(Data tied to figure images)
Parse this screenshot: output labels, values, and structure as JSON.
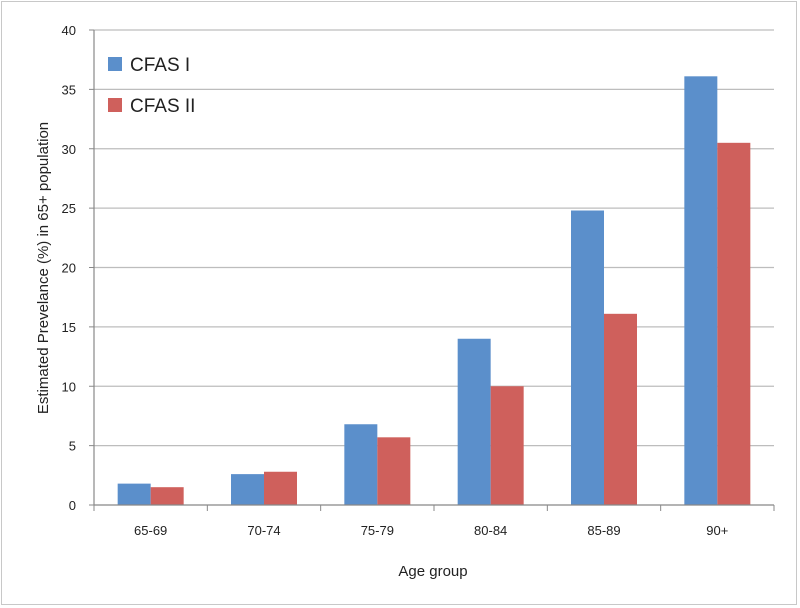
{
  "chart_data": {
    "type": "bar",
    "title": "",
    "xlabel": "Age group",
    "ylabel": "Estimated Prevelance (%) in 65+ population",
    "categories": [
      "65-69",
      "70-74",
      "75-79",
      "80-84",
      "85-89",
      "90+"
    ],
    "series": [
      {
        "name": "CFAS I",
        "color": "#5b8fcb",
        "values": [
          1.8,
          2.6,
          6.8,
          14.0,
          24.8,
          36.1
        ]
      },
      {
        "name": "CFAS II",
        "color": "#cf605c",
        "values": [
          1.5,
          2.8,
          5.7,
          10.0,
          16.1,
          30.5
        ]
      }
    ],
    "ylim": [
      0,
      40
    ],
    "yticks": [
      0,
      5,
      10,
      15,
      20,
      25,
      30,
      35,
      40
    ],
    "grid": true,
    "legend_position": "top-left"
  }
}
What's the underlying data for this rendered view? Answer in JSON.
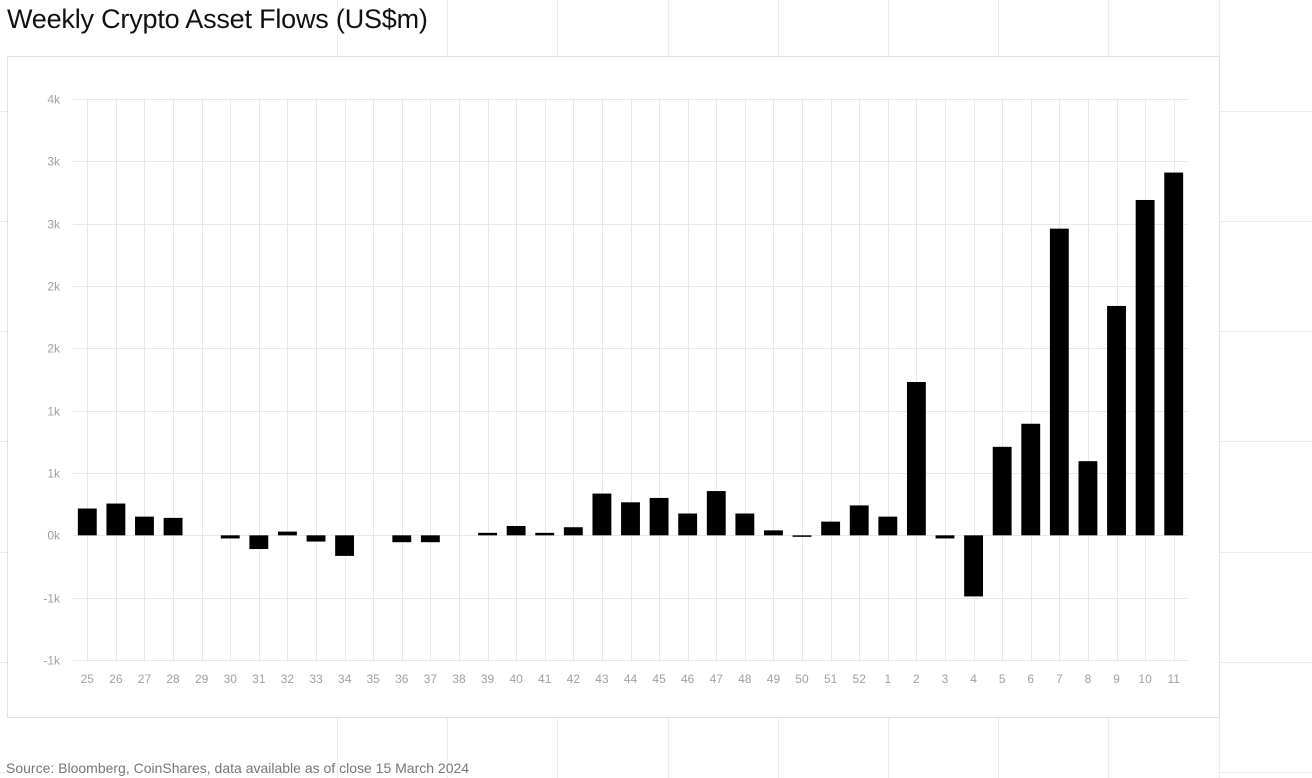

▶ Stated task:
Give back each entry exactly as it appears, with no pictures.

▶ Result of this task:
Parse this screenshot: output labels, values, and structure as JSON.
{
  "chart_data": {
    "type": "bar",
    "title": "",
    "xlabel": "Age group",
    "ylabel": "Estimated Prevelance (%) in 65+ population",
    "categories": [
      "65-69",
      "70-74",
      "75-79",
      "80-84",
      "85-89",
      "90+"
    ],
    "series": [
      {
        "name": "CFAS I",
        "color": "#5b8fcb",
        "values": [
          1.8,
          2.6,
          6.8,
          14.0,
          24.8,
          36.1
        ]
      },
      {
        "name": "CFAS II",
        "color": "#cf605c",
        "values": [
          1.5,
          2.8,
          5.7,
          10.0,
          16.1,
          30.5
        ]
      }
    ],
    "ylim": [
      0,
      40
    ],
    "yticks": [
      0,
      5,
      10,
      15,
      20,
      25,
      30,
      35,
      40
    ],
    "grid": true,
    "legend_position": "top-left"
  }
}
What's the underlying data for this rendered view? Answer in JSON.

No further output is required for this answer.